Task details: Check each line of the records below and collect those holding "políticos".

Rows:
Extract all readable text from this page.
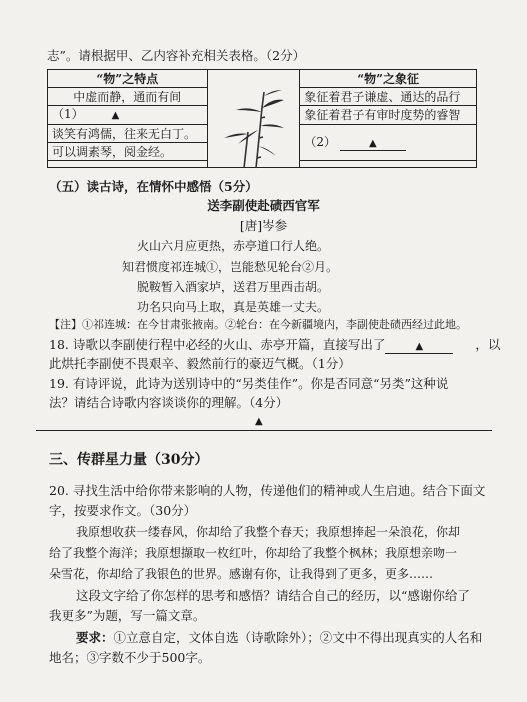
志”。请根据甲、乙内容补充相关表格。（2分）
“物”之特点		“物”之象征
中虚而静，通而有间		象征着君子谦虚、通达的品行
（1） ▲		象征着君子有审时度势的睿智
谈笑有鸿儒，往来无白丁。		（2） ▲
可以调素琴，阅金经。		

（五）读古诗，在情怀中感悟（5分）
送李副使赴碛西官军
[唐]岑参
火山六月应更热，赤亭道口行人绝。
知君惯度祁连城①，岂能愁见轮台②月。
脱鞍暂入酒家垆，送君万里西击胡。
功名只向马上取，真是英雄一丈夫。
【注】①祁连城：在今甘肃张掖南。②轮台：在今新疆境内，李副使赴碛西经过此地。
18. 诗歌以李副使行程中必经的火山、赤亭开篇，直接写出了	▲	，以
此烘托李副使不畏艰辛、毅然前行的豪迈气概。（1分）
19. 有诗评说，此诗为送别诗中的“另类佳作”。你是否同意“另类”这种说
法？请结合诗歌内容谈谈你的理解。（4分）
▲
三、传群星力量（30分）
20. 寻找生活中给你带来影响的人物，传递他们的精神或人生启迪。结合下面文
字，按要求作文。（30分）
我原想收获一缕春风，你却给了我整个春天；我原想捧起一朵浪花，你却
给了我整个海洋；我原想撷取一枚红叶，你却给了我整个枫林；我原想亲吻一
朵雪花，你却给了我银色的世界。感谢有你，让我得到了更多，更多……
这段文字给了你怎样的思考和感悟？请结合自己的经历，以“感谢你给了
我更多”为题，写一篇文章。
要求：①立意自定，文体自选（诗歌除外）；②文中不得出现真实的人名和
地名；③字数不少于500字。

---

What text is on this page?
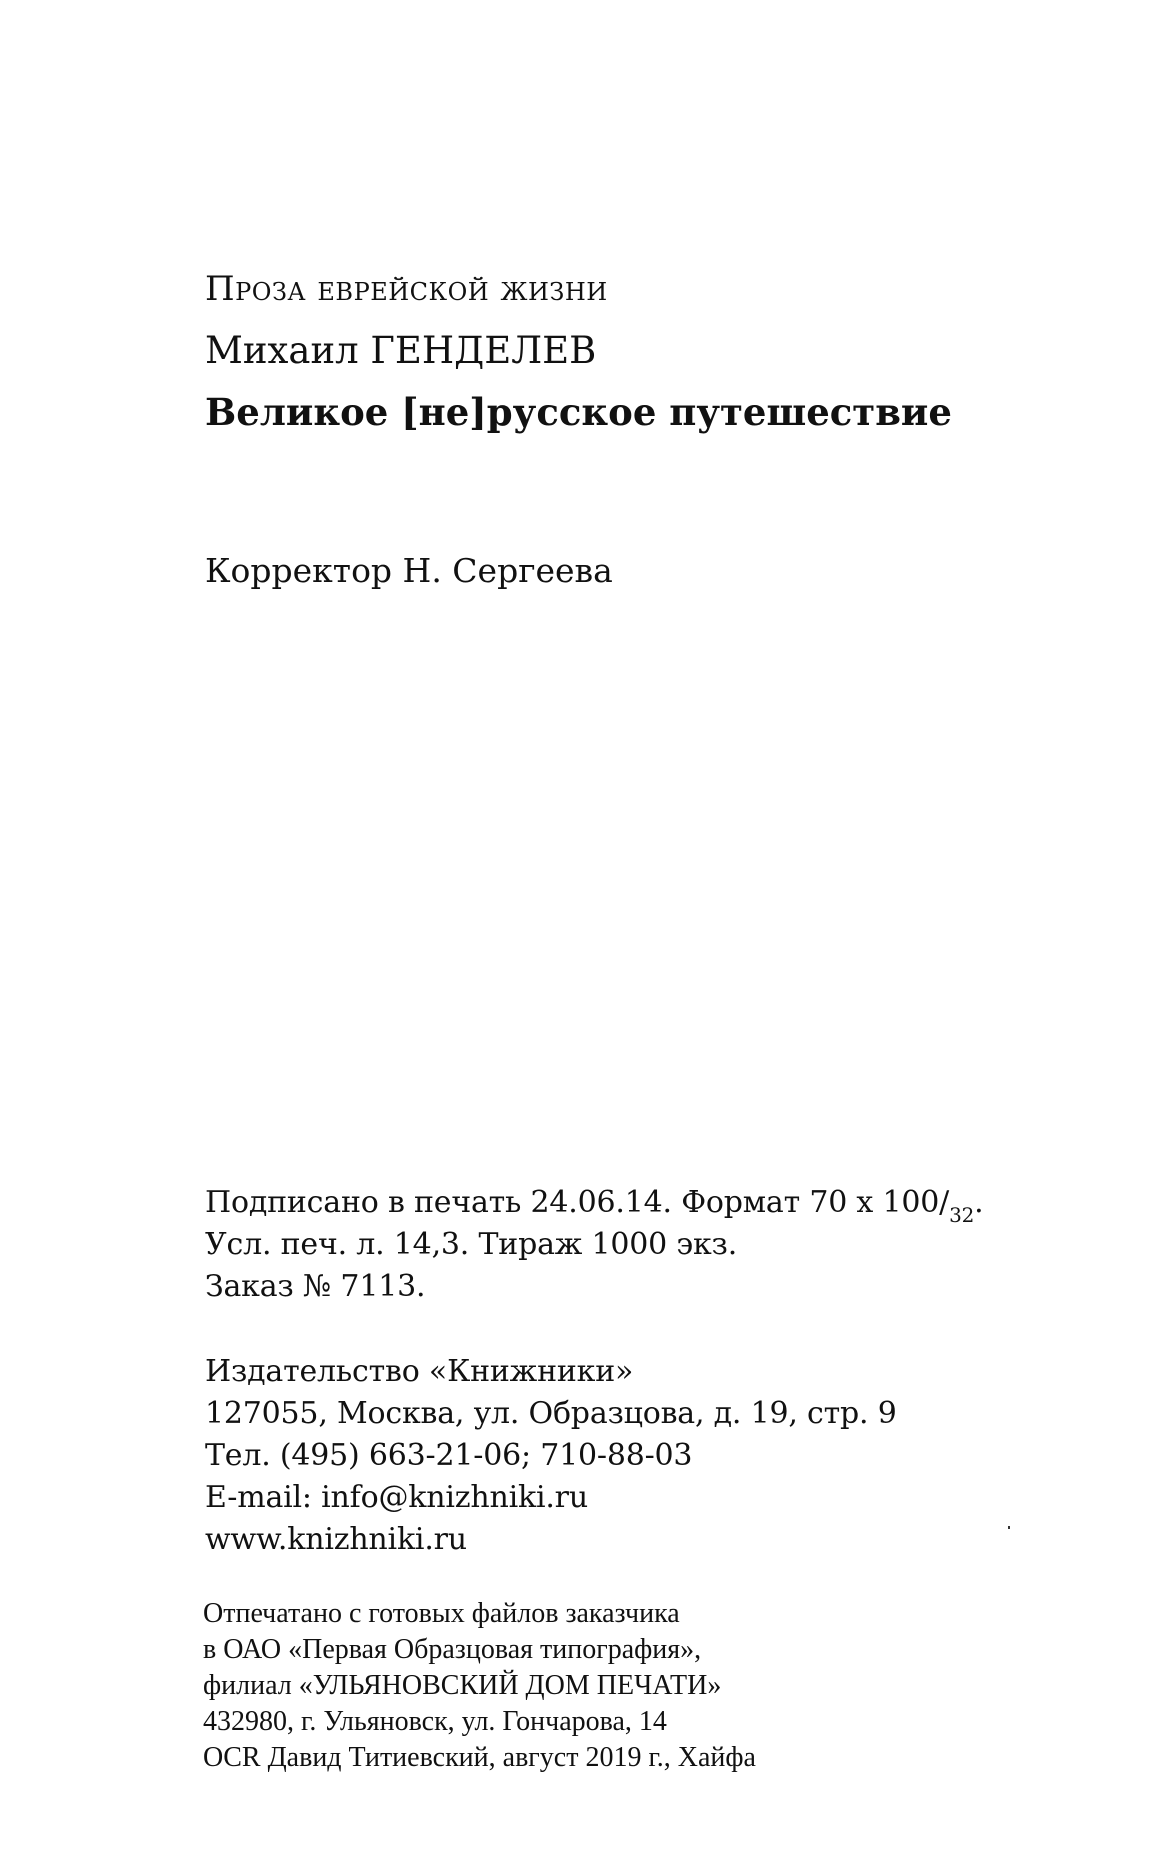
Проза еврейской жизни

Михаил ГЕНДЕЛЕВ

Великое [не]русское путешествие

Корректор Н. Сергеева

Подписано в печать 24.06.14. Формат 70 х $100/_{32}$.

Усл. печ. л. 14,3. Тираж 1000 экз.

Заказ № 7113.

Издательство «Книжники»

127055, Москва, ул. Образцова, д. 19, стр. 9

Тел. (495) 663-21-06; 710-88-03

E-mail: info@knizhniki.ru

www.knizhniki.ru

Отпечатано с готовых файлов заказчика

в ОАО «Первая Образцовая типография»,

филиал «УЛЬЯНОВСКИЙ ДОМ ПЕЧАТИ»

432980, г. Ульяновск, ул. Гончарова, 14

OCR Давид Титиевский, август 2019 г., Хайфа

==

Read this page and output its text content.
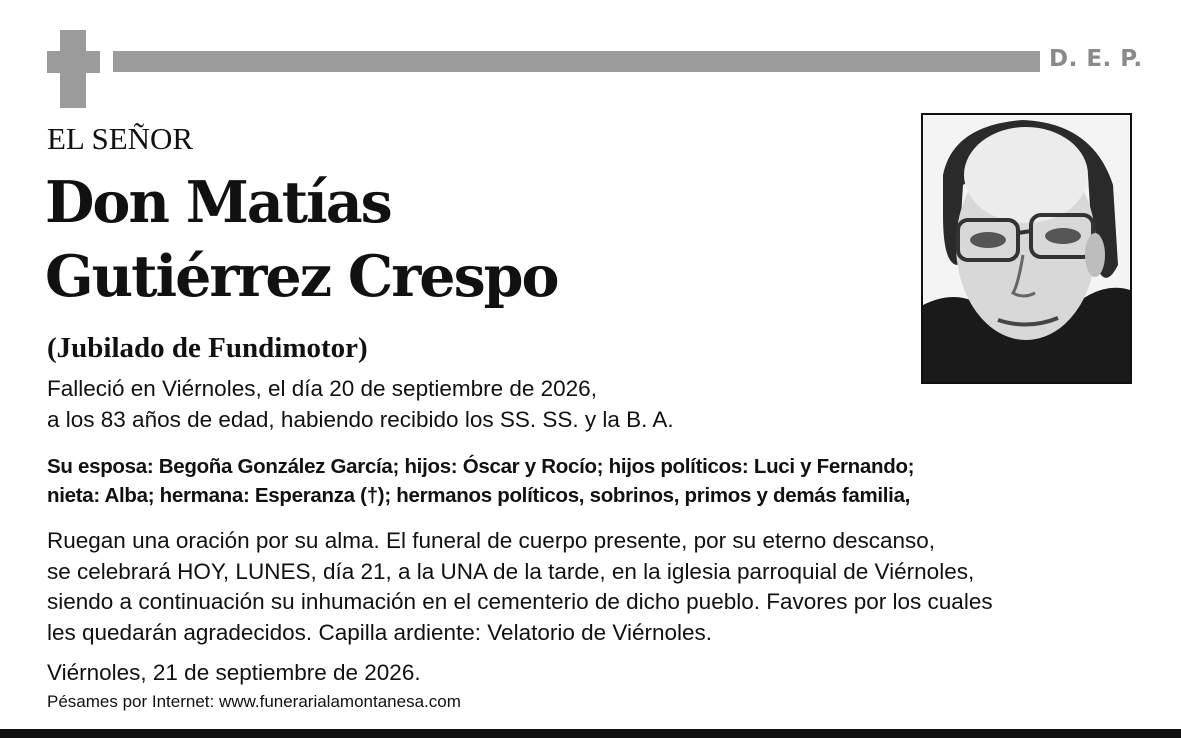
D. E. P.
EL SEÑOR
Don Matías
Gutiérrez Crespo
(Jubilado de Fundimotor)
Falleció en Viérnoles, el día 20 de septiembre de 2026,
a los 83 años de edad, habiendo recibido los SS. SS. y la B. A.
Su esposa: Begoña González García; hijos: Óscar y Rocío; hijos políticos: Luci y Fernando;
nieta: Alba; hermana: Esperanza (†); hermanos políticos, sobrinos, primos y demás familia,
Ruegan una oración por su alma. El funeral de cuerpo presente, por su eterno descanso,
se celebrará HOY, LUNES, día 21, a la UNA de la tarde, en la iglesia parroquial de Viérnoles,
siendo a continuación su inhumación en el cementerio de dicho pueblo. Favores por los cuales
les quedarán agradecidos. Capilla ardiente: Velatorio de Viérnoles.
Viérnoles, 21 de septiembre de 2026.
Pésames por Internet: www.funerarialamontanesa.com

Result of the task:
Su esposa: Begoña González García; hijos: Óscar y Rocío; hijos políticos: Luci y Fernando;
nieta: Alba; hermana: Esperanza (†); hermanos políticos, sobrinos, primos y demás familia,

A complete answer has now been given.